- **Stated exercise**: Which lines hold the string "this"? Copy every one of them.

- **Data lines**:
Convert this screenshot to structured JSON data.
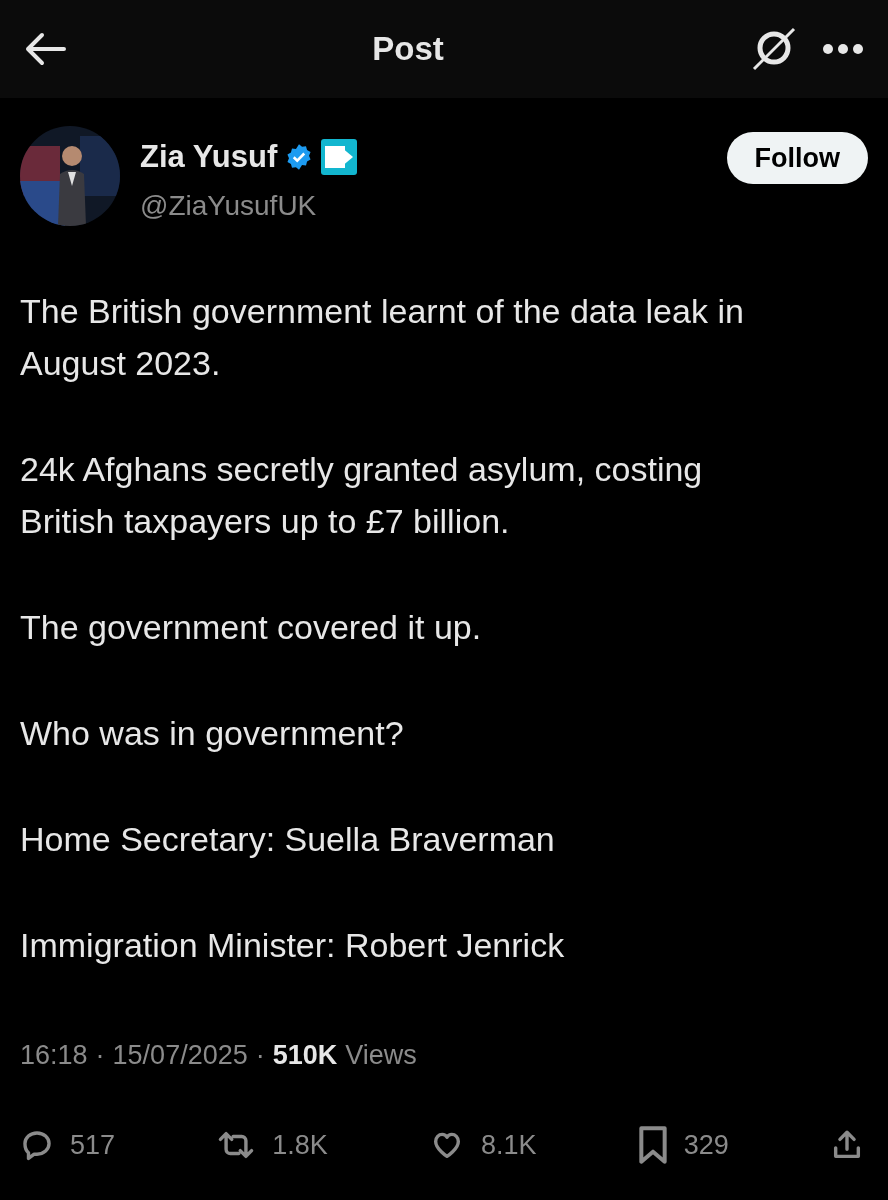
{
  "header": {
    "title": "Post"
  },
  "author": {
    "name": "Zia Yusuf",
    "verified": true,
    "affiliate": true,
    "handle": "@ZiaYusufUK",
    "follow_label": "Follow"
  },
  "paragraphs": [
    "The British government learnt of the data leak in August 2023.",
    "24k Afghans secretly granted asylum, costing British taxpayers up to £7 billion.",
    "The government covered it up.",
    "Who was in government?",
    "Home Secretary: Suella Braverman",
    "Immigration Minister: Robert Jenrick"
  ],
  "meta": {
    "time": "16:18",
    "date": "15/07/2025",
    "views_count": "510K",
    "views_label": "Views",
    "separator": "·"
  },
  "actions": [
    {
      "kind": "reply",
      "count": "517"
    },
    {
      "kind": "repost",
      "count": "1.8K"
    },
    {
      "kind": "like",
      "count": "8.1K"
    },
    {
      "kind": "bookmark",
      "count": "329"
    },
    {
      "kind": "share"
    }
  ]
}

---

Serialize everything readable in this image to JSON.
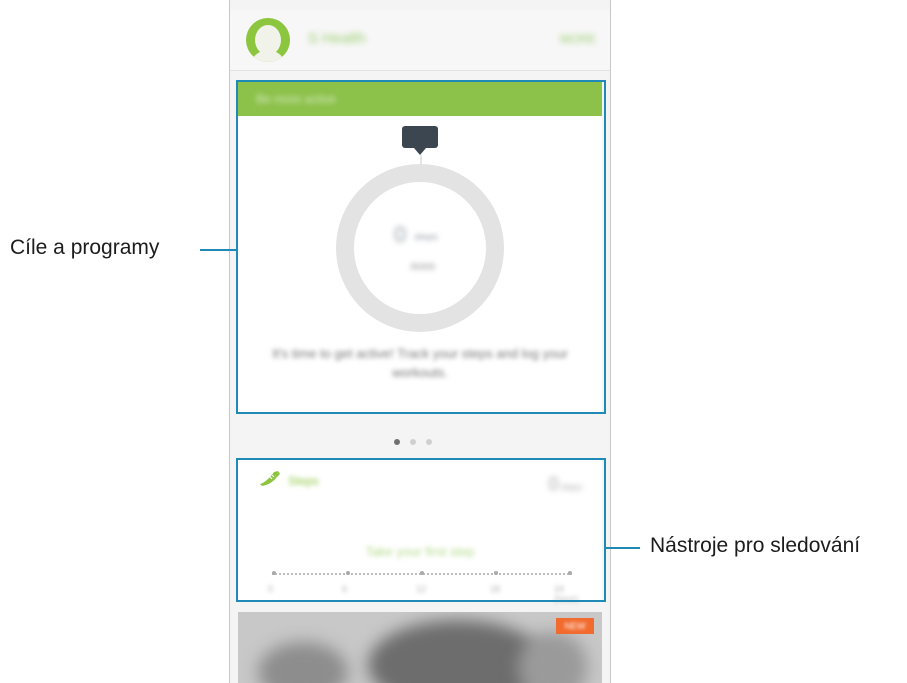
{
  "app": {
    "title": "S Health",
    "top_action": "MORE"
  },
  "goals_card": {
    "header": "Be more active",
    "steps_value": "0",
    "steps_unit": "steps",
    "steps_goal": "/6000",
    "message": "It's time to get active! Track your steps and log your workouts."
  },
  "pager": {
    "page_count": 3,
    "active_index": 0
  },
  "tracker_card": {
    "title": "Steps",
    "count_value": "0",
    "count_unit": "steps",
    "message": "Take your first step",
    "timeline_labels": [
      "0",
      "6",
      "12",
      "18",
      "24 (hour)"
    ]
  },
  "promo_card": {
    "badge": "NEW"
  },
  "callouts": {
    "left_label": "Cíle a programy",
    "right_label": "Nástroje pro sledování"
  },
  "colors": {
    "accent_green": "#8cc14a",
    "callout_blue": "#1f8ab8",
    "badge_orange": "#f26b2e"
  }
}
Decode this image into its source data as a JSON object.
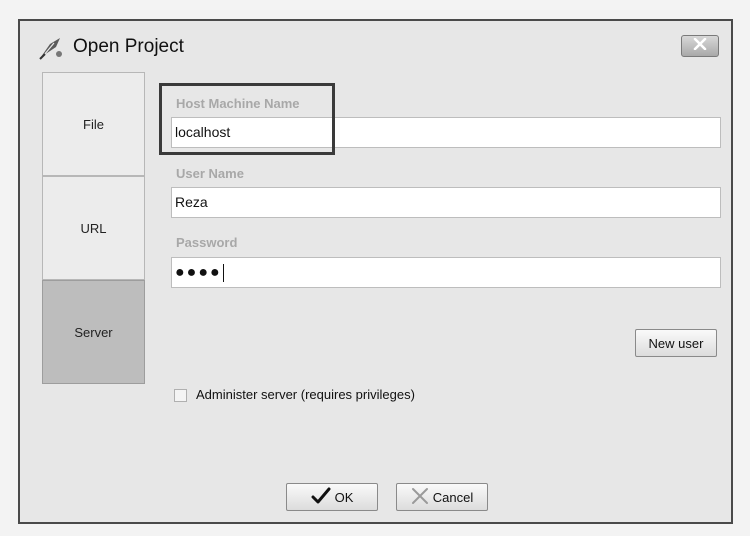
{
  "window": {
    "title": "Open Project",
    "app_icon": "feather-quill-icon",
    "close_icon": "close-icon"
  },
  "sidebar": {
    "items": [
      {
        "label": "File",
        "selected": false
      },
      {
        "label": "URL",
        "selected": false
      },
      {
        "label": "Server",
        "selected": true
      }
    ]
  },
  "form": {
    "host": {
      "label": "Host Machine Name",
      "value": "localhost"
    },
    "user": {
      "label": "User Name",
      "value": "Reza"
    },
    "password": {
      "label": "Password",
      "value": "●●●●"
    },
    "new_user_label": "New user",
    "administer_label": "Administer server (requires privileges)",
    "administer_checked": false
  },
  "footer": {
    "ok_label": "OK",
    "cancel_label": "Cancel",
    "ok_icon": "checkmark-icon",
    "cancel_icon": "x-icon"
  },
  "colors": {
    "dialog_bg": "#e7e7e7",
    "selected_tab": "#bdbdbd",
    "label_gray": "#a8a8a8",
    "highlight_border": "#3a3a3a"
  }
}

...

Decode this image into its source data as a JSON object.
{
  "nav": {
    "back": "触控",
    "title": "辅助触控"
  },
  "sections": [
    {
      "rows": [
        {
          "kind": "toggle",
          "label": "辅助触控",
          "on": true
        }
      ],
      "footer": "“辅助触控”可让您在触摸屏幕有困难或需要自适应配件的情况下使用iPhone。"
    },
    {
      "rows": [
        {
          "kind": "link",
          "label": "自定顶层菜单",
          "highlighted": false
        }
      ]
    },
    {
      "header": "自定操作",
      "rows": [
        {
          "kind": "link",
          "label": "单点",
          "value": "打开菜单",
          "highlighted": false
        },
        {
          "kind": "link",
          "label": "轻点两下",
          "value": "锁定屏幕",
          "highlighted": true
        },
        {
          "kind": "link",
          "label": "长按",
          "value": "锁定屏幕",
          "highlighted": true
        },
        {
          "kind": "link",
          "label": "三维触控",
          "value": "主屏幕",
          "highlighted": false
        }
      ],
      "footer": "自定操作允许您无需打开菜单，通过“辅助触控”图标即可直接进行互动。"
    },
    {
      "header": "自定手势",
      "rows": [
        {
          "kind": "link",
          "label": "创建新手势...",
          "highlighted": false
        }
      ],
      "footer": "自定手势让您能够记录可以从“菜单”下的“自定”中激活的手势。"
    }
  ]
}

- **Reply to the task**:
Convert this screenshot to structured JSON data.
Serialize everything readable in this image to JSON.
Decode this image into its source data as a JSON object.
Decode this image into its source data as a JSON object.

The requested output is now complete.